◆ **What you have to do**: Return every line of the material below word for word, omitting the picture.

** Begin **

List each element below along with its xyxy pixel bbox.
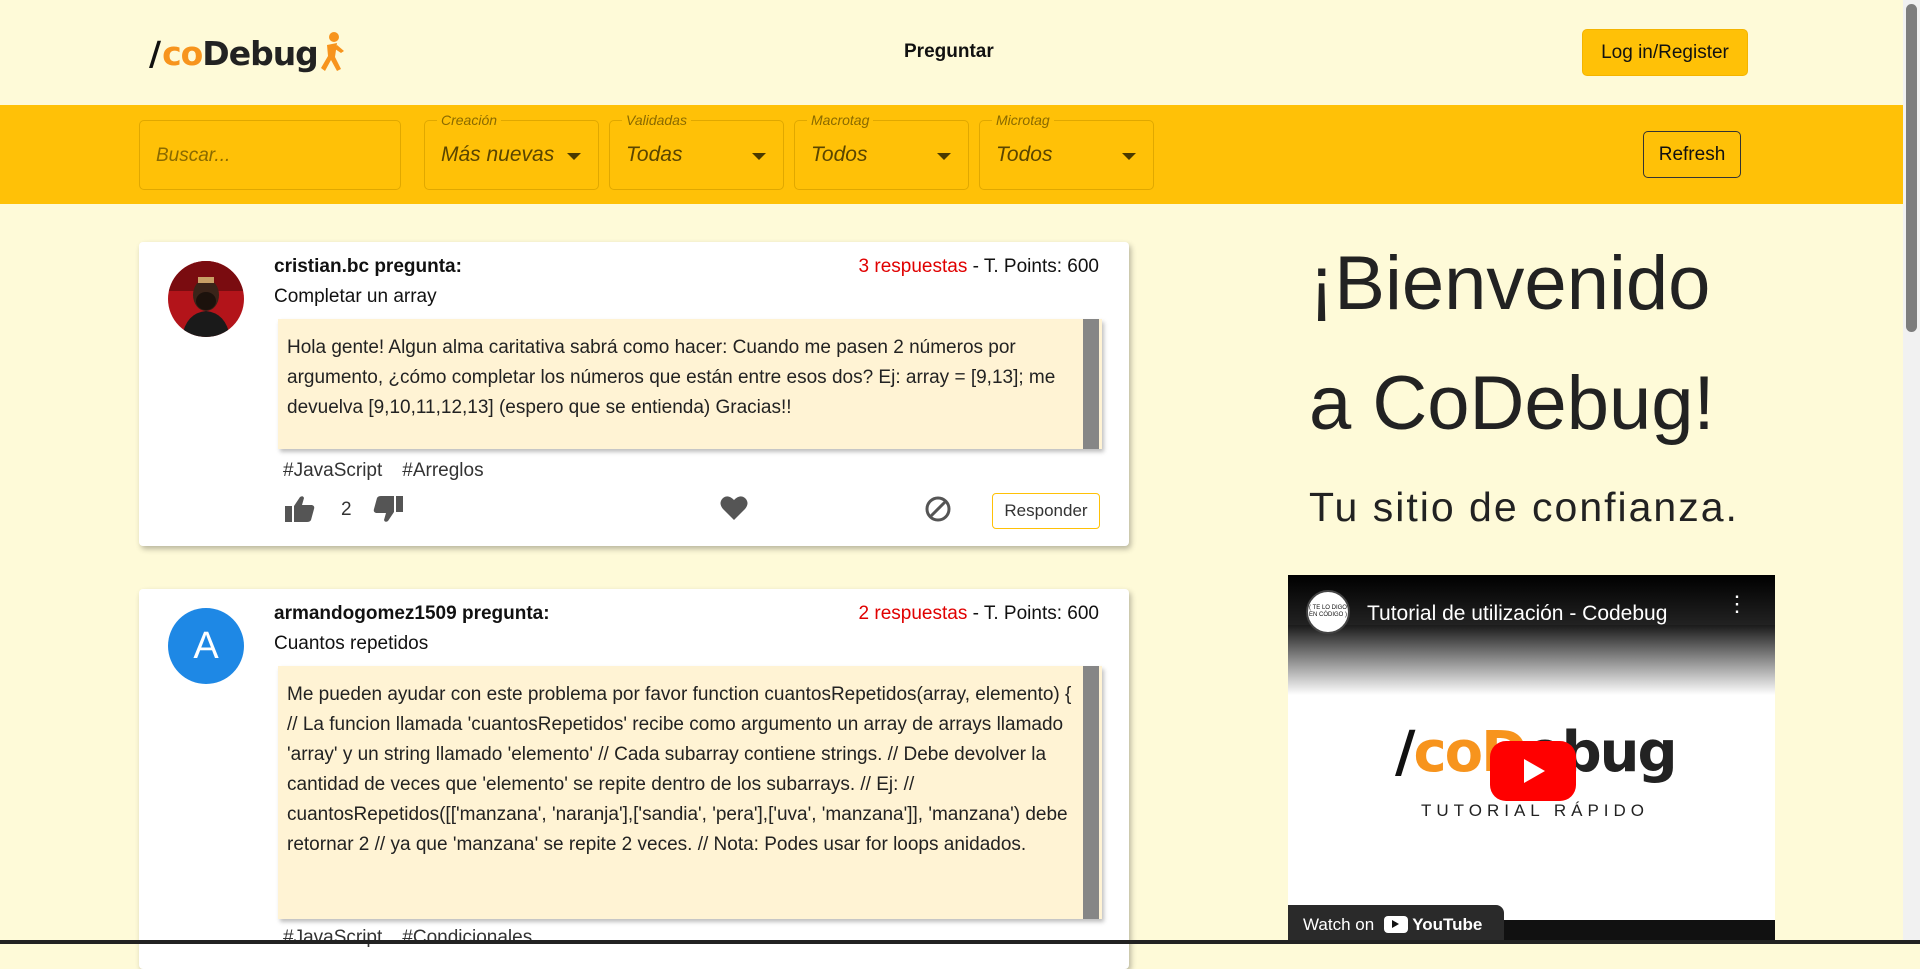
question-body: Me pueden ayudar con este problema por f… (278, 666, 1102, 919)
tag[interactable]: #JavaScript (283, 927, 382, 949)
welcome-tagline: Tu sitio de confianza. (1309, 484, 1739, 530)
tag-list: #JavaScript #Condicionales (283, 927, 532, 949)
thumbs-down-icon[interactable] (373, 495, 403, 523)
channel-avatar[interactable]: ( TE LO DIGO EN CÓDIGO ) (1306, 590, 1350, 634)
select-label: Macrotag (807, 112, 874, 128)
answers-count[interactable]: 3 respuestas (859, 256, 968, 277)
question-body-text: Hola gente! Algun alma caritativa sabrá … (287, 337, 1056, 418)
youtube-play-icon (1384, 916, 1409, 933)
user-avatar[interactable]: A (168, 608, 244, 684)
select-label: Validadas (622, 112, 691, 128)
select-label: Creación (437, 112, 502, 128)
select-value: Todos (811, 143, 868, 166)
watch-on-label: Watch on (1303, 914, 1375, 934)
watch-on-youtube-button[interactable]: Watch on YouTube (1288, 905, 1504, 944)
top-navbar: / co Debug Preguntar Log in/Register (0, 0, 1920, 105)
creacion-select[interactable]: Creación Más nuevas (424, 112, 599, 190)
video-gradient (1288, 625, 1775, 695)
heart-icon[interactable] (720, 495, 748, 521)
refresh-button[interactable]: Refresh (1643, 131, 1741, 178)
thumbs-up-icon[interactable] (285, 495, 315, 523)
tag[interactable]: #Arreglos (402, 460, 483, 482)
question-actions: 2 Responder (285, 493, 1100, 529)
search-input[interactable]: Buscar... (139, 120, 401, 190)
likes-count: 2 (341, 499, 352, 520)
tag[interactable]: #JavaScript (283, 460, 382, 482)
page-scrollbar[interactable] (1903, 0, 1920, 944)
validadas-select[interactable]: Validadas Todas (609, 112, 784, 190)
caret-down-icon (752, 153, 766, 160)
points-text: - T. Points: 600 (967, 256, 1099, 277)
select-value: Todos (996, 143, 1053, 166)
more-options-icon[interactable]: ⋮ (1726, 593, 1748, 615)
login-register-button[interactable]: Log in/Register (1582, 29, 1748, 76)
nav-preguntar-link[interactable]: Preguntar (904, 41, 994, 63)
running-bug-icon (320, 32, 344, 71)
youtube-logo: YouTube (1384, 915, 1482, 935)
search-placeholder: Buscar... (156, 145, 231, 166)
youtube-video-embed[interactable]: ( TE LO DIGO EN CÓDIGO ) Tutorial de uti… (1288, 575, 1775, 944)
avatar-letter: A (193, 624, 219, 667)
codebug-logo[interactable]: / co Debug (149, 28, 345, 78)
points-text: - T. Points: 600 (967, 603, 1099, 624)
welcome-heading: ¡Bienvenido (1309, 241, 1711, 326)
tag-list: #JavaScript #Arreglos (283, 460, 484, 482)
play-button-icon[interactable] (1490, 741, 1576, 801)
welcome-heading-line2: a CoDebug! (1309, 361, 1715, 446)
window-bottom-edge (0, 940, 1920, 944)
respond-button[interactable]: Responder (992, 493, 1100, 529)
select-value: Todas (626, 143, 683, 166)
macrotag-select[interactable]: Macrotag Todos (794, 112, 969, 190)
user-avatar[interactable] (168, 261, 244, 337)
question-meta: 2 respuestas - T. Points: 600 (859, 603, 1099, 625)
question-title[interactable]: Cuantos repetidos (274, 633, 428, 655)
video-title[interactable]: Tutorial de utilización - Codebug (1367, 602, 1667, 626)
question-title[interactable]: Completar un array (274, 286, 437, 308)
question-meta: 3 respuestas - T. Points: 600 (859, 256, 1099, 278)
question-author[interactable]: cristian.bc pregunta: (274, 256, 462, 278)
question-card: A armandogomez1509 pregunta: Cuantos rep… (139, 589, 1129, 969)
avatar-photo (168, 261, 244, 337)
caret-down-icon (1122, 153, 1136, 160)
caret-down-icon (567, 153, 581, 160)
question-card: cristian.bc pregunta: Completar un array… (139, 242, 1129, 546)
microtag-select[interactable]: Microtag Todos (979, 112, 1154, 190)
video-subtitle: TUTORIAL RÁPIDO (1421, 801, 1650, 820)
answers-count[interactable]: 2 respuestas (859, 603, 968, 624)
filter-bar: Buscar... Creación Más nuevas Validadas … (0, 105, 1903, 204)
scrollbar-thumb[interactable] (1906, 4, 1917, 332)
report-block-icon[interactable] (924, 495, 952, 523)
caret-down-icon (937, 153, 951, 160)
body-scrollbar[interactable] (1083, 319, 1099, 449)
select-label: Microtag (992, 112, 1054, 128)
question-body-text: Me pueden ayudar con este problema por f… (287, 684, 1072, 855)
select-value: Más nuevas (441, 143, 555, 166)
tag[interactable]: #Condicionales (402, 927, 532, 949)
body-scrollbar[interactable] (1083, 666, 1099, 919)
question-author[interactable]: armandogomez1509 pregunta: (274, 603, 550, 625)
question-body: Hola gente! Algun alma caritativa sabrá … (278, 319, 1102, 449)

** End **

◆ **Exercise solution**:
List each element below along with its xyxy pixel bbox.
question-body: Me pueden ayudar con este problema por f… (278, 666, 1102, 919)
tag[interactable]: #JavaScript (283, 927, 382, 949)
welcome-tagline: Tu sitio de confianza. (1309, 484, 1739, 530)
tag-list: #JavaScript #Condicionales (283, 927, 532, 949)
thumbs-down-icon[interactable] (373, 495, 403, 523)
channel-avatar[interactable]: ( TE LO DIGO EN CÓDIGO ) (1306, 590, 1350, 634)
select-label: Macrotag (807, 112, 874, 128)
answers-count[interactable]: 3 respuestas (859, 256, 968, 277)
question-body-text: Hola gente! Algun alma caritativa sabrá … (287, 337, 1056, 418)
youtube-play-icon (1384, 916, 1409, 933)
user-avatar[interactable]: A (168, 608, 244, 684)
select-label: Validadas (622, 112, 691, 128)
select-label: Creación (437, 112, 502, 128)
select-value: Todos (811, 143, 868, 166)
watch-on-label: Watch on (1303, 914, 1375, 934)
watch-on-youtube-button[interactable]: Watch on YouTube (1288, 905, 1504, 944)
top-navbar: / co Debug Preguntar Log in/Register (0, 0, 1920, 105)
creacion-select[interactable]: Creación Más nuevas (424, 112, 599, 190)
video-gradient (1288, 625, 1775, 695)
heart-icon[interactable] (720, 495, 748, 521)
refresh-button[interactable]: Refresh (1643, 131, 1741, 178)
thumbs-up-icon[interactable] (285, 495, 315, 523)
tag[interactable]: #Arreglos (402, 460, 483, 482)
question-actions: 2 Responder (285, 493, 1100, 529)
search-input[interactable]: Buscar... (139, 120, 401, 190)
likes-count: 2 (341, 499, 352, 520)
tag[interactable]: #JavaScript (283, 460, 382, 482)
page-scrollbar[interactable] (1903, 0, 1920, 944)
validadas-select[interactable]: Validadas Todas (609, 112, 784, 190)
caret-down-icon (752, 153, 766, 160)
points-text: - T. Points: 600 (967, 256, 1099, 277)
select-value: Todos (996, 143, 1053, 166)
more-options-icon[interactable]: ⋮ (1726, 593, 1748, 615)
login-register-button[interactable]: Log in/Register (1582, 29, 1748, 76)
nav-preguntar-link[interactable]: Preguntar (904, 41, 994, 63)
running-bug-icon (320, 32, 344, 71)
youtube-logo: YouTube (1384, 915, 1482, 935)
search-placeholder: Buscar... (156, 145, 231, 166)
youtube-video-embed[interactable]: ( TE LO DIGO EN CÓDIGO ) Tutorial de uti… (1288, 575, 1775, 944)
avatar-letter: A (193, 624, 219, 667)
codebug-logo[interactable]: / co Debug (149, 28, 345, 78)
points-text: - T. Points: 600 (967, 603, 1099, 624)
welcome-heading: ¡Bienvenido (1309, 241, 1711, 326)
tag-list: #JavaScript #Arreglos (283, 460, 484, 482)
play-button-icon[interactable] (1490, 741, 1576, 801)
welcome-heading-line2: a CoDebug! (1309, 361, 1715, 446)
window-bottom-edge (0, 940, 1920, 944)
respond-button[interactable]: Responder (992, 493, 1100, 529)
select-value: Todas (626, 143, 683, 166)
macrotag-select[interactable]: Macrotag Todos (794, 112, 969, 190)
user-avatar[interactable] (168, 261, 244, 337)
question-meta: 2 respuestas - T. Points: 600 (859, 603, 1099, 625)
question-title[interactable]: Cuantos repetidos (274, 633, 428, 655)
video-title[interactable]: Tutorial de utilización - Codebug (1367, 602, 1667, 626)
question-title[interactable]: Completar un array (274, 286, 437, 308)
question-meta: 3 respuestas - T. Points: 600 (859, 256, 1099, 278)
question-author[interactable]: cristian.bc pregunta: (274, 256, 462, 278)
question-card: A armandogomez1509 pregunta: Cuantos rep… (139, 589, 1129, 969)
avatar-photo (168, 261, 244, 337)
caret-down-icon (1122, 153, 1136, 160)
caret-down-icon (567, 153, 581, 160)
question-card: cristian.bc pregunta: Completar un array… (139, 242, 1129, 546)
microtag-select[interactable]: Microtag Todos (979, 112, 1154, 190)
video-subtitle: TUTORIAL RÁPIDO (1421, 801, 1650, 820)
answers-count[interactable]: 2 respuestas (859, 603, 968, 624)
filter-bar: Buscar... Creación Más nuevas Validadas … (0, 105, 1903, 204)
scrollbar-thumb[interactable] (1906, 4, 1917, 332)
report-block-icon[interactable] (924, 495, 952, 523)
caret-down-icon (937, 153, 951, 160)
body-scrollbar[interactable] (1083, 319, 1099, 449)
select-label: Microtag (992, 112, 1054, 128)
question-body-text: Me pueden ayudar con este problema por f… (287, 684, 1072, 855)
select-value: Más nuevas (441, 143, 555, 166)
tag[interactable]: #Condicionales (402, 927, 532, 949)
body-scrollbar[interactable] (1083, 666, 1099, 919)
question-author[interactable]: armandogomez1509 pregunta: (274, 603, 550, 625)
question-body: Hola gente! Algun alma caritativa sabrá … (278, 319, 1102, 449)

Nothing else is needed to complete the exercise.